(Records excerpted from a collection)
>> start

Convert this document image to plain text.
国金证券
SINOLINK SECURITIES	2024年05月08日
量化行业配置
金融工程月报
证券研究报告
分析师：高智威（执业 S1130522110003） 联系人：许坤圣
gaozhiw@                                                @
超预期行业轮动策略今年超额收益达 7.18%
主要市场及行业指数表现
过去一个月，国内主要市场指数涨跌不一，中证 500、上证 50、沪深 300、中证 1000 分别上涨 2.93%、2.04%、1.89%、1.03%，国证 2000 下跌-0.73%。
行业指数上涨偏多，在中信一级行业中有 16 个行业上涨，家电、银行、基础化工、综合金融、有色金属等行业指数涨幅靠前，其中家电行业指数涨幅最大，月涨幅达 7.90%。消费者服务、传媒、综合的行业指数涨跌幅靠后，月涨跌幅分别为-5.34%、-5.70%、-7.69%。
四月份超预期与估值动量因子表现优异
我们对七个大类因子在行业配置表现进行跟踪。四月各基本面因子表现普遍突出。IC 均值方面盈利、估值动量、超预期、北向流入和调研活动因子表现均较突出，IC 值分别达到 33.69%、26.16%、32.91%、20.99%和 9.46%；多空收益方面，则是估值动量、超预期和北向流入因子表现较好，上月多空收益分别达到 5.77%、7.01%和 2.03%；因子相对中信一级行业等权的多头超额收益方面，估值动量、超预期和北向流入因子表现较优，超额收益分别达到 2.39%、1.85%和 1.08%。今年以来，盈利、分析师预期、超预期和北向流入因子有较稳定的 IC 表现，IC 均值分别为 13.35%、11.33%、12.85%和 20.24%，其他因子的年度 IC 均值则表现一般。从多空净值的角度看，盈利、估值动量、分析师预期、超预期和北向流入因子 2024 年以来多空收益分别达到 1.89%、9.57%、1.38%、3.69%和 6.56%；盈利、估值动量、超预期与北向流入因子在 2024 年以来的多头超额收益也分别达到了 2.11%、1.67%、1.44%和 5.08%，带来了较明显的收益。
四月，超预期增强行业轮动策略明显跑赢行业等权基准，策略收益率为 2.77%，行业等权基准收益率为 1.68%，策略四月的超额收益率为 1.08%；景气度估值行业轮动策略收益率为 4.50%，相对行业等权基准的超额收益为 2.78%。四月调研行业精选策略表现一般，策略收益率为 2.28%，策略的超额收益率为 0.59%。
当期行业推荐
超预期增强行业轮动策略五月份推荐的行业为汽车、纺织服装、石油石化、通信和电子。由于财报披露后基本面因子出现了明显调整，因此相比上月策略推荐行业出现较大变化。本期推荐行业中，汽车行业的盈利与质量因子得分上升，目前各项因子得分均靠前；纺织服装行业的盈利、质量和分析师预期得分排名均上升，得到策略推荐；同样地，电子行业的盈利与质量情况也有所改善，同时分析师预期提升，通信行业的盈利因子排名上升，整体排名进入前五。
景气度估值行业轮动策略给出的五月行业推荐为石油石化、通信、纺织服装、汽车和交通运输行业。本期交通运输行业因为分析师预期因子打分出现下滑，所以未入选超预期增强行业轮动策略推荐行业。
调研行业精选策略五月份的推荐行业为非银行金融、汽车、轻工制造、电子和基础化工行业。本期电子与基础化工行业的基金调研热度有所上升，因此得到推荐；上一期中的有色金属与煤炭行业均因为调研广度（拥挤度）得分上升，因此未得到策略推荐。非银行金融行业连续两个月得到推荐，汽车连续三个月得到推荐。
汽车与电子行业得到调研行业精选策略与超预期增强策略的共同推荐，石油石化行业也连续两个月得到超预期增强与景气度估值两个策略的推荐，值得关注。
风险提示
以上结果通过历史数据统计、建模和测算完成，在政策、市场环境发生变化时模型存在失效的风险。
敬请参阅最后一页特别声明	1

>> end

> AIM OF THE EXERCISE:
Find all lines where the word "纺织服装" appears. Copy them.

> THE ANSWER:
超预期增强行业轮动策略五月份推荐的行业为汽车、纺织服装、石油石化、通信和电子。由于财报披露后基本面因子出现了明显调整，因此相比上月策略推荐行业出现较大变化。本期推荐行业中，汽车行业的盈利与质量因子得分上升，目前各项因子得分均靠前；纺织服装行业的盈利、质量和分析师预期得分排名均上升，得到策略推荐；同样地，电子行业的盈利与质量情况也有所改善，同时分析师预期提升，通信行业的盈利因子排名上升，整体排名进入前五。
景气度估值行业轮动策略给出的五月行业推荐为石油石化、通信、纺织服装、汽车和交通运输行业。本期交通运输行业因为分析师预期因子打分出现下滑，所以未入选超预期增强行业轮动策略推荐行业。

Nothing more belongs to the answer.